Directions for this task: Extract and list every line that contains the word "Неля".
___ The input
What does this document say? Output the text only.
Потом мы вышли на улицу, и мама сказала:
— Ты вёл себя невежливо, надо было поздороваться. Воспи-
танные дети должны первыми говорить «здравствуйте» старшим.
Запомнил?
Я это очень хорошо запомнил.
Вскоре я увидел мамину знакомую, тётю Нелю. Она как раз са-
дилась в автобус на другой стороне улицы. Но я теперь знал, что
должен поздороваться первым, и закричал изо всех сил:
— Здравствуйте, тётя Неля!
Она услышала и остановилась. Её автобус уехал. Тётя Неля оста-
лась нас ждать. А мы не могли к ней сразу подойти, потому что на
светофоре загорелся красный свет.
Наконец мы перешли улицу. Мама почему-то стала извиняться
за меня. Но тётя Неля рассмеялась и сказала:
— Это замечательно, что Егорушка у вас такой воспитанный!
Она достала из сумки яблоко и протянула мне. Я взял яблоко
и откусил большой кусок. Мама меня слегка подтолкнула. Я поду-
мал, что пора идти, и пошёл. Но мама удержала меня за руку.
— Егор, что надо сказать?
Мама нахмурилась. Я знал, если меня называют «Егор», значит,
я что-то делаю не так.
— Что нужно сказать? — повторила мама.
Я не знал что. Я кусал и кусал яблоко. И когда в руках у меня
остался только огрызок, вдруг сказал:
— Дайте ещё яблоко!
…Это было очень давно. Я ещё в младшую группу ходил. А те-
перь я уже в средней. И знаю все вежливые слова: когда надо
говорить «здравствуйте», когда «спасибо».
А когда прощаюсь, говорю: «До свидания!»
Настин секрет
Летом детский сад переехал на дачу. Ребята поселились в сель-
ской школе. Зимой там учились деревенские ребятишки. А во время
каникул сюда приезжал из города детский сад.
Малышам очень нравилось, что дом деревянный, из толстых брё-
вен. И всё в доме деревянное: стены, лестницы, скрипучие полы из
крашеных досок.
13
______
Written solution:
— Здравствуйте, тётя Неля!
Она услышала и остановилась. Её автобус уехал. Тётя Неля оста-
за меня. Но тётя Неля рассмеялась и сказала:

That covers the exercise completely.